EXERCISE AIM —
Which lines hold the word "JSON"? Copy each of them from the material.

[Dataset items]
--

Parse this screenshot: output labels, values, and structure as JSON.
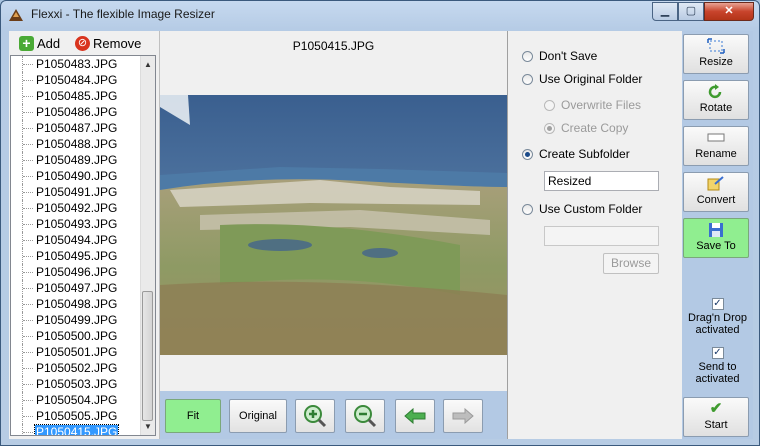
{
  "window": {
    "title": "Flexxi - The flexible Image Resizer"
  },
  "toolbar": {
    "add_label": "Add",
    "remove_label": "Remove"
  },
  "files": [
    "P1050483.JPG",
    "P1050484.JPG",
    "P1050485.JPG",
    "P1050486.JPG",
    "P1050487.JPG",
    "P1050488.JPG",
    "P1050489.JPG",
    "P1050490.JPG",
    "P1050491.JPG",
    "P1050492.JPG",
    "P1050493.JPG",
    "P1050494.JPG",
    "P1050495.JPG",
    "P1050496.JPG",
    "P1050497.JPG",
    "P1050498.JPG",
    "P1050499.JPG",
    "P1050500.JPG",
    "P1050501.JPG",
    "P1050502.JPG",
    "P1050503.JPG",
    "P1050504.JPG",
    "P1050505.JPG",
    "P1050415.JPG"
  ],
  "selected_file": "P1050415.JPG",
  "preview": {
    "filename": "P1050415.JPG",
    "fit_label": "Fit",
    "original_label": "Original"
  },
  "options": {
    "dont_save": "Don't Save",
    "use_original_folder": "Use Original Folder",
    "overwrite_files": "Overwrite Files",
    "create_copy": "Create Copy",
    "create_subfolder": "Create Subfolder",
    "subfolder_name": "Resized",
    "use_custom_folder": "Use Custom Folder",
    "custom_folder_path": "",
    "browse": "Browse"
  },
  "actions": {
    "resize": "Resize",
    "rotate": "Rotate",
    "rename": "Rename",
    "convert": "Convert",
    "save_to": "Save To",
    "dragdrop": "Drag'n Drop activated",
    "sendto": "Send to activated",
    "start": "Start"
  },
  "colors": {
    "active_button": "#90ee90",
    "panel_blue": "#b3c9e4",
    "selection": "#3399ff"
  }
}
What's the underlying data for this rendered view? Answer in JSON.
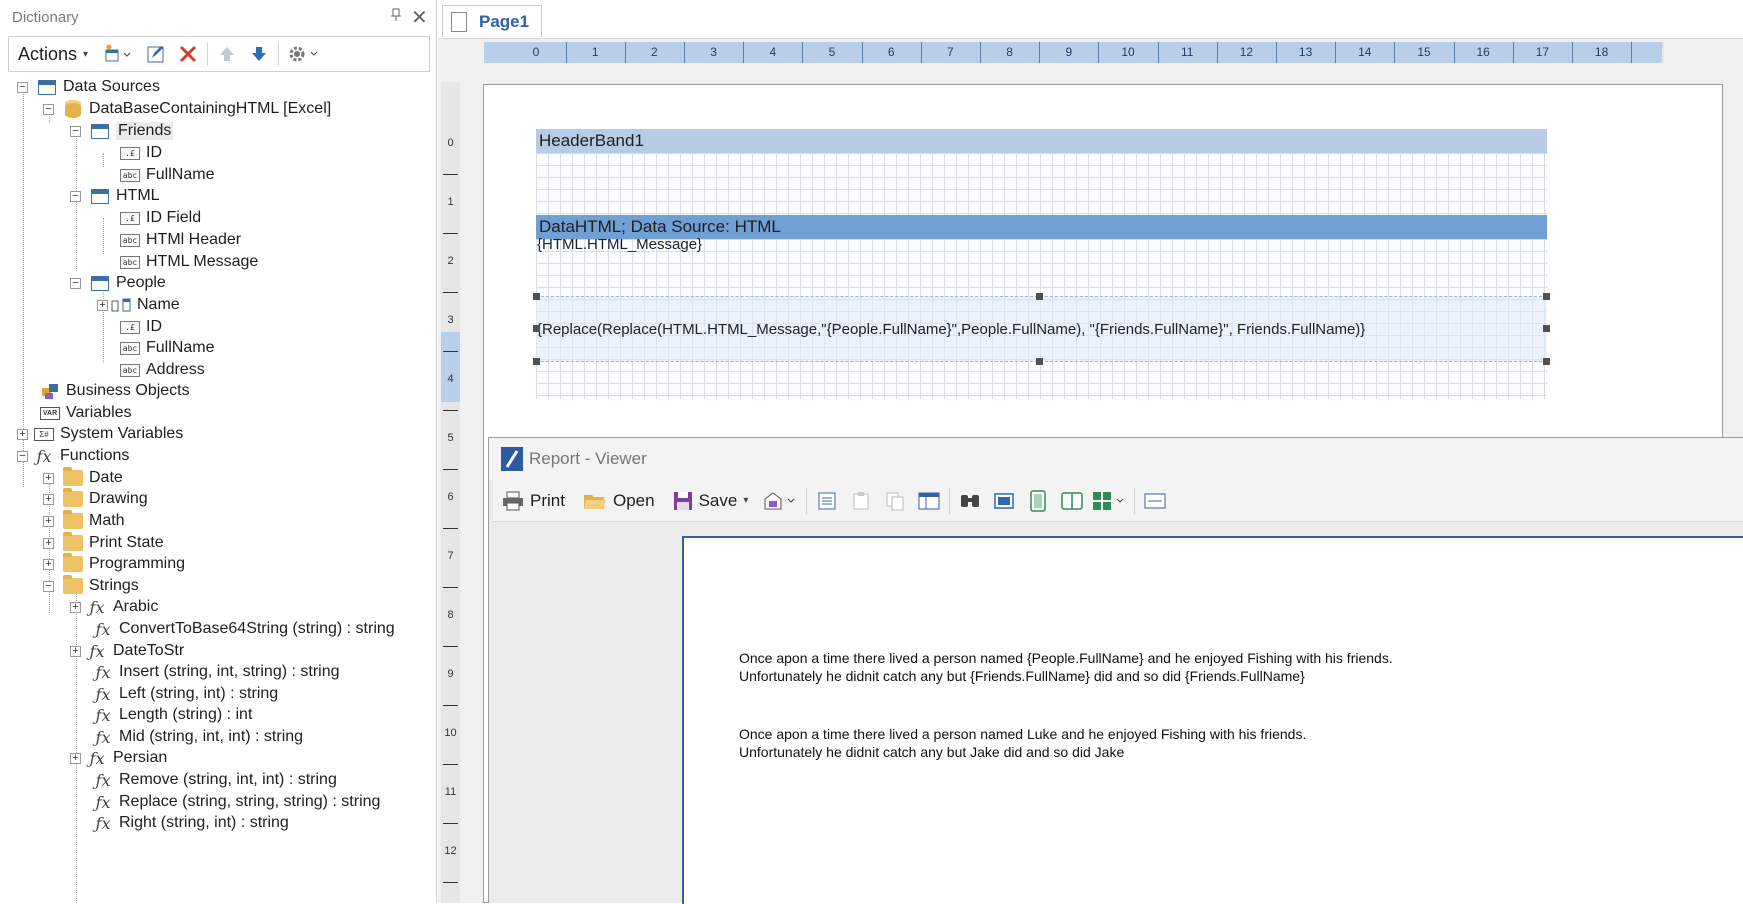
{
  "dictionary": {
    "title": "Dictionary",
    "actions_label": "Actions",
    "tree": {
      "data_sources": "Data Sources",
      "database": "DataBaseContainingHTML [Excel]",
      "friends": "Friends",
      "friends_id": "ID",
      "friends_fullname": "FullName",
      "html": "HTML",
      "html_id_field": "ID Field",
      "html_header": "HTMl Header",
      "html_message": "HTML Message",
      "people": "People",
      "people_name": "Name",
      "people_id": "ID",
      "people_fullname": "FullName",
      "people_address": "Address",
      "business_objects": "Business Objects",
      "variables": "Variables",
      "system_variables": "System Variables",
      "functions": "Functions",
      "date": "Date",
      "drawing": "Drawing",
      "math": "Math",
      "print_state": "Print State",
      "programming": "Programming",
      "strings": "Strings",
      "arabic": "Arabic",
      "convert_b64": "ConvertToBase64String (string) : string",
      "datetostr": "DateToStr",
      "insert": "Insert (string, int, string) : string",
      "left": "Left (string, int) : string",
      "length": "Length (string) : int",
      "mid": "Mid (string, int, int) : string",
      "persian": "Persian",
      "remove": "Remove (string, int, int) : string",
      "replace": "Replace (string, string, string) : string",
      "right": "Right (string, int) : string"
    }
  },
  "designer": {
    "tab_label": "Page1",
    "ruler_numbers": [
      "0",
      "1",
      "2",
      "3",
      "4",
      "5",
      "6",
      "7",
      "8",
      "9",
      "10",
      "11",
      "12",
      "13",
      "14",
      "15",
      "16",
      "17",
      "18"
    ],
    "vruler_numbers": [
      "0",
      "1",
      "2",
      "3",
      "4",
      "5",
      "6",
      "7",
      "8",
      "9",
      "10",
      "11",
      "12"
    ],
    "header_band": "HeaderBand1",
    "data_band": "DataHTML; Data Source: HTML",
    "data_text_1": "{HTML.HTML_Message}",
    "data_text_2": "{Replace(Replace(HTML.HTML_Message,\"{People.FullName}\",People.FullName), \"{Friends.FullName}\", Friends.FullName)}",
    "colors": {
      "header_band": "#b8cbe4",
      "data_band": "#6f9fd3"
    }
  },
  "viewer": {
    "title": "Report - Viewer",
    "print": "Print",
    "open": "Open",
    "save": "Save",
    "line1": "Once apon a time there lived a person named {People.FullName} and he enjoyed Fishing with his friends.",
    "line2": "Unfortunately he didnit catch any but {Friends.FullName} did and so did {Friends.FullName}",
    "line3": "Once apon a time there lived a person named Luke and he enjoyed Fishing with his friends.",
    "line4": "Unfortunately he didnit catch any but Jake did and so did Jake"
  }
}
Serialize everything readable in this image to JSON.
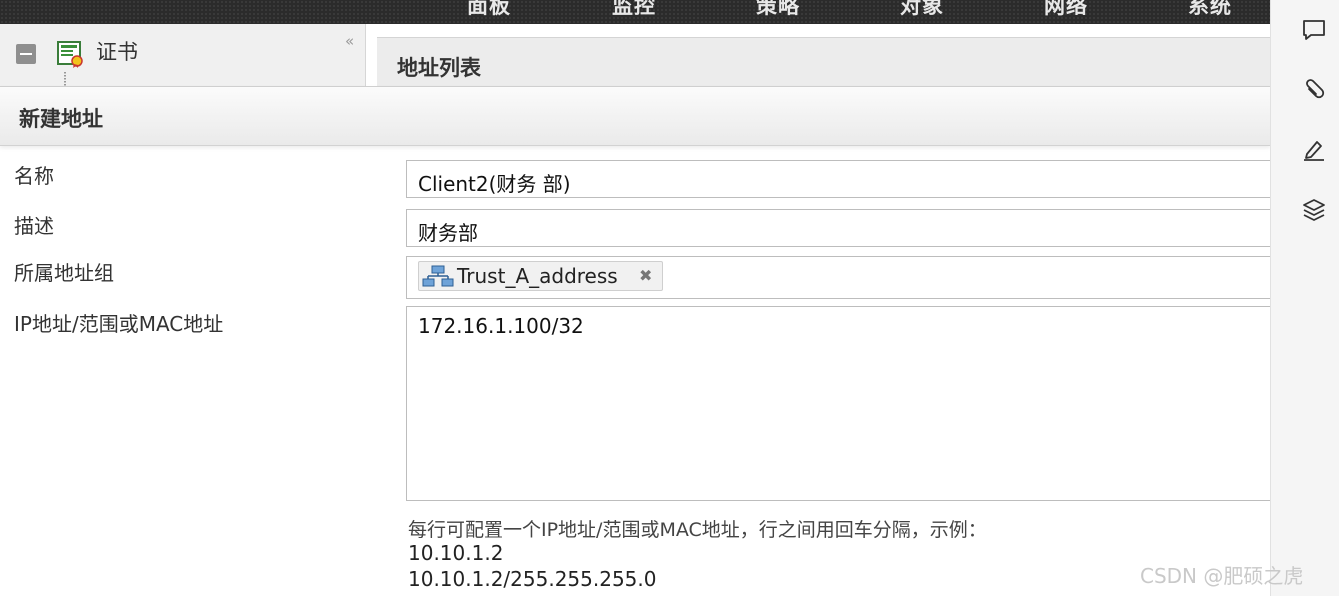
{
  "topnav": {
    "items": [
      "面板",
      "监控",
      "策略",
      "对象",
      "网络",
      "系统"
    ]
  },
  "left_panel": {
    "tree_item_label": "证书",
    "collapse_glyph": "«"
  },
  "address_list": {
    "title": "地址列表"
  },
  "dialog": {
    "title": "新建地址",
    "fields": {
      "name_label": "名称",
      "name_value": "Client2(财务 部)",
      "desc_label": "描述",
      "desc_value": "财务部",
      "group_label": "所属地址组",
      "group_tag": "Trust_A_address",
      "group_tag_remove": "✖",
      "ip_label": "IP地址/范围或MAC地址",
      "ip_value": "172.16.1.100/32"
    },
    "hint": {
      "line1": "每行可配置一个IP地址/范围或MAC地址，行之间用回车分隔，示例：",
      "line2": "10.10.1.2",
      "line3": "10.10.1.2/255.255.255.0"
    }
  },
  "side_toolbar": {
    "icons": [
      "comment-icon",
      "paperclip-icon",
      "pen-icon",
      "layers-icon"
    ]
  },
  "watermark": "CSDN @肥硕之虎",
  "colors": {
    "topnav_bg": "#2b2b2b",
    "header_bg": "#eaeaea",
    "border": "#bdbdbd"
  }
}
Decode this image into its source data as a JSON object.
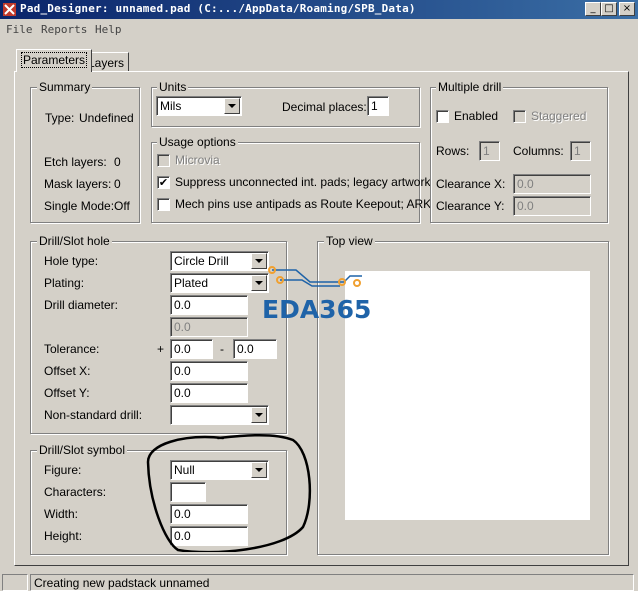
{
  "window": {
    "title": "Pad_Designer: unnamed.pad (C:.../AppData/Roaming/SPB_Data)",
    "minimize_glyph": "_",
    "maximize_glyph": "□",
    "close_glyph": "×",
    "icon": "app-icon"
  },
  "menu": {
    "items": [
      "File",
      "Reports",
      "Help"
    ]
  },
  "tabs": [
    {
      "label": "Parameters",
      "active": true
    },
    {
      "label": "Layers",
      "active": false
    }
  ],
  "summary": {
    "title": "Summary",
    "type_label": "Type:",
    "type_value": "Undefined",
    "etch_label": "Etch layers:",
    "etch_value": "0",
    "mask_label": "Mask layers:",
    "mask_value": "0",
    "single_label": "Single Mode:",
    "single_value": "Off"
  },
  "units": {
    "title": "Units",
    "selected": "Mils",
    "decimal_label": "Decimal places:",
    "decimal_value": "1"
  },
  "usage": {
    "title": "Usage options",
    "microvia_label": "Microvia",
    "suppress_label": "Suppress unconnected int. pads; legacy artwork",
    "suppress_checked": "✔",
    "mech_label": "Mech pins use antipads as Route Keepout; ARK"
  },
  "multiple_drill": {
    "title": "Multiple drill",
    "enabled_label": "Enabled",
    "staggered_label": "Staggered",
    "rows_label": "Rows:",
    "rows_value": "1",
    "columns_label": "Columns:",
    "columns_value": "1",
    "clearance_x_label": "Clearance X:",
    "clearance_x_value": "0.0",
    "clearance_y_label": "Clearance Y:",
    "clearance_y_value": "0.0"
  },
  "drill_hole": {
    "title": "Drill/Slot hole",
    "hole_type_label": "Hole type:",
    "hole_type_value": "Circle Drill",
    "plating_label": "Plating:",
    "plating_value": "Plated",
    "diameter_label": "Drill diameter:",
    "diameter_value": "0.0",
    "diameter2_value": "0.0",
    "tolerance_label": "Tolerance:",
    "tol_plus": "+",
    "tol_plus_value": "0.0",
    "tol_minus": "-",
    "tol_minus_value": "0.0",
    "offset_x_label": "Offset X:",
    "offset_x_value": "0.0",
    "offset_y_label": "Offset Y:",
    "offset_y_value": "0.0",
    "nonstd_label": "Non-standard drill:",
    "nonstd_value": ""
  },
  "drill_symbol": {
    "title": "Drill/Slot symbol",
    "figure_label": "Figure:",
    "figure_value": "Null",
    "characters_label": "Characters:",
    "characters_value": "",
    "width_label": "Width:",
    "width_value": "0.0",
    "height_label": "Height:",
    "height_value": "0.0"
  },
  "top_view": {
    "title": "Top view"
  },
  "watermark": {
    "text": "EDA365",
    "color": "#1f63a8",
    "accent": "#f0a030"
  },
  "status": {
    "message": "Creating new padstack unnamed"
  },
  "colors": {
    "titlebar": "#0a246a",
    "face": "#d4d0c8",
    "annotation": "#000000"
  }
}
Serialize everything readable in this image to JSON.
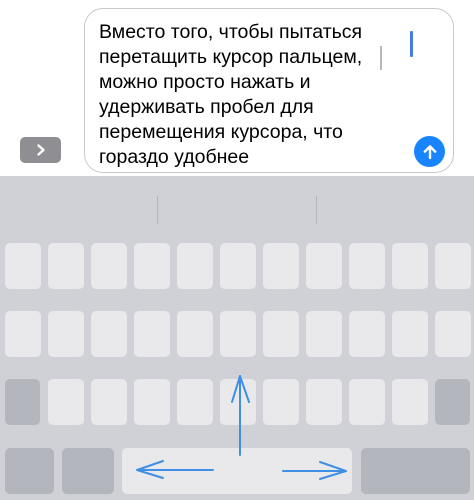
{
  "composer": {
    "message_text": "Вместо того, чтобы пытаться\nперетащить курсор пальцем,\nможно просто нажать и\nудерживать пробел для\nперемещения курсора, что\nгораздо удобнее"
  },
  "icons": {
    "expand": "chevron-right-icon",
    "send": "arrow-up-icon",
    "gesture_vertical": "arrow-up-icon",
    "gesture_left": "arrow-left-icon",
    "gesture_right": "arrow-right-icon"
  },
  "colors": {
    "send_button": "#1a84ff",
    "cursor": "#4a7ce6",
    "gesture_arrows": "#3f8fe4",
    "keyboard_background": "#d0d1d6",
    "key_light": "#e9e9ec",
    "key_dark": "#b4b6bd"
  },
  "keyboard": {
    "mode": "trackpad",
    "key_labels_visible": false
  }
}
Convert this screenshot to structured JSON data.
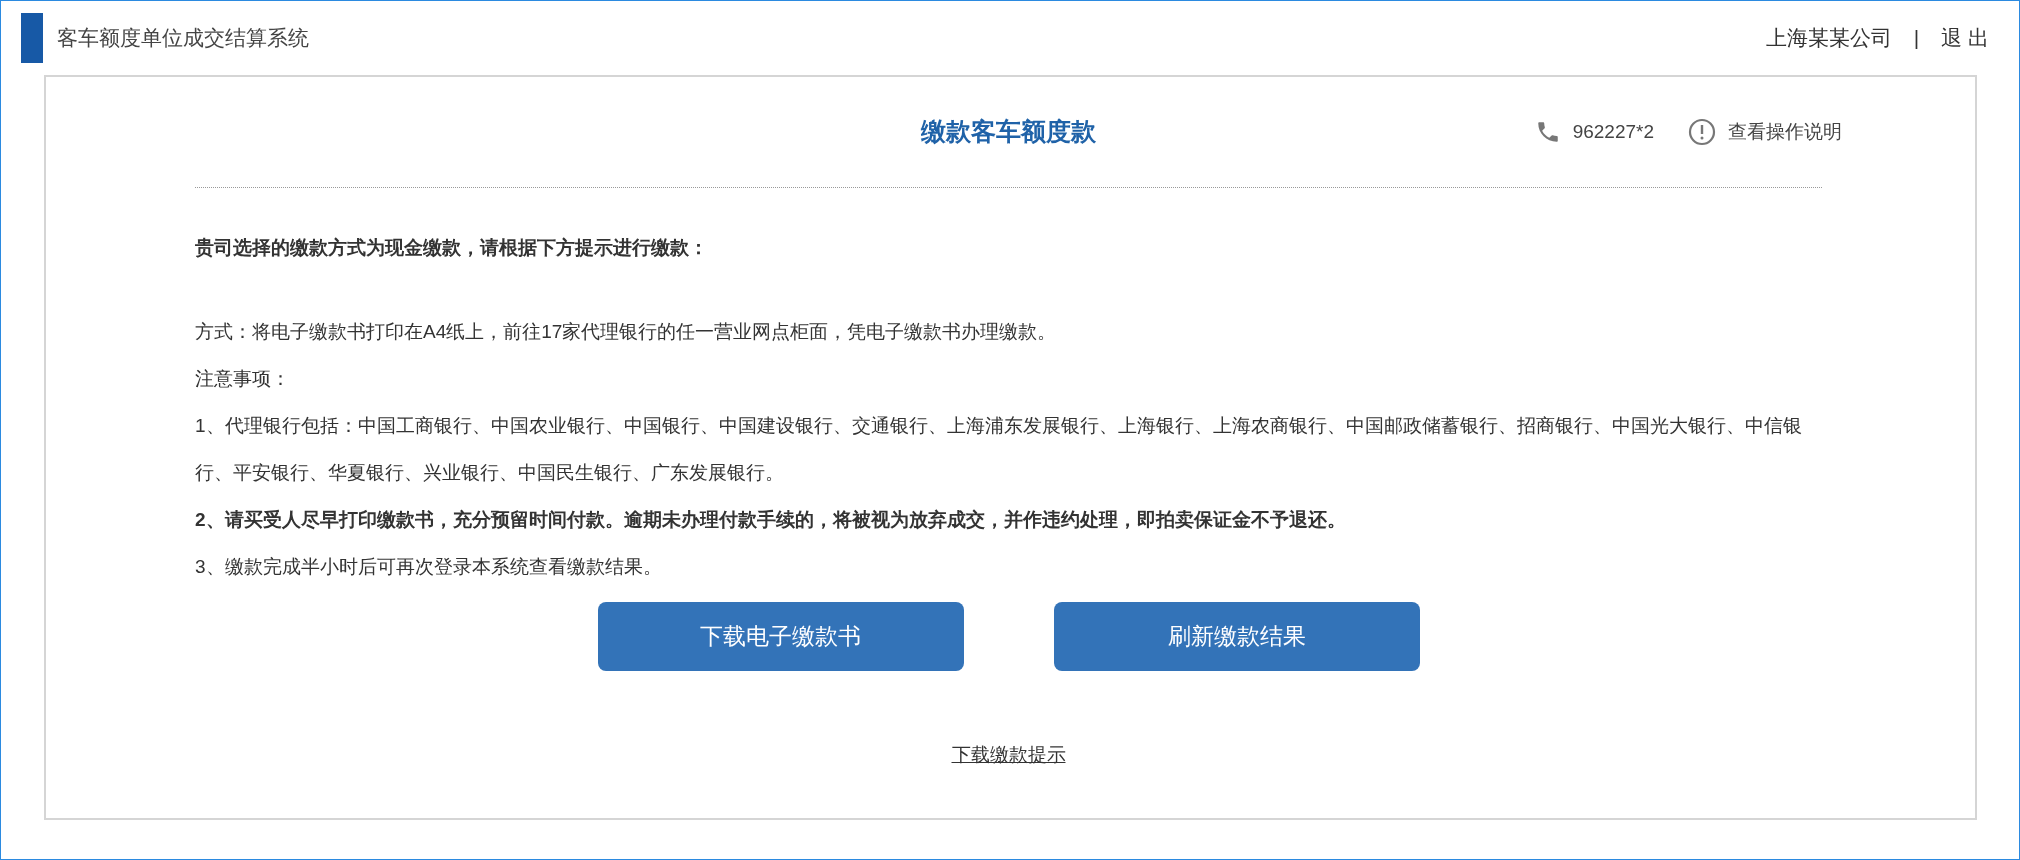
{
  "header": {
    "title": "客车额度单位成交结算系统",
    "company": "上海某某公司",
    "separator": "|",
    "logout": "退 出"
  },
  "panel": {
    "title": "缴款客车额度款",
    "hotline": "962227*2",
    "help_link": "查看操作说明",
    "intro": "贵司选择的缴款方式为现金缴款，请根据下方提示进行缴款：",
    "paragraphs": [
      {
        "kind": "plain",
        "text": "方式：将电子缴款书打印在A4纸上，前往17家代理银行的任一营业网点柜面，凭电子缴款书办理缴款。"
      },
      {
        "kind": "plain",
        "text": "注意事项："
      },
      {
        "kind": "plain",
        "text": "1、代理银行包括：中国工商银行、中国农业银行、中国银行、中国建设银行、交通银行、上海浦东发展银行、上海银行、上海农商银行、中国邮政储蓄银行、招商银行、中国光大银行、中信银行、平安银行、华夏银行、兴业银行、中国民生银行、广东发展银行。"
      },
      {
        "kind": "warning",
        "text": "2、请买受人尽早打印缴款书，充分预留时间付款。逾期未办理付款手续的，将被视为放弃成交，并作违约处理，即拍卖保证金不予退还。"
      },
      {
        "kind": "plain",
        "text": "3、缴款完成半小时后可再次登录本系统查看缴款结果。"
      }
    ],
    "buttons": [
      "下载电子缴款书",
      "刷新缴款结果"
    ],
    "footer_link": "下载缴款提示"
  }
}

--

RESULT OF THIS EXERCISE —
Parse this screenshot: output labels, values, and structure as JSON.
What's the underlying data for this rendered view? Answer in JSON.
Serialize everything readable in this image to JSON.
Decode this image into its source data as a JSON object.
Serialize everything readable in this image to JSON.
Convert this screenshot to structured JSON data.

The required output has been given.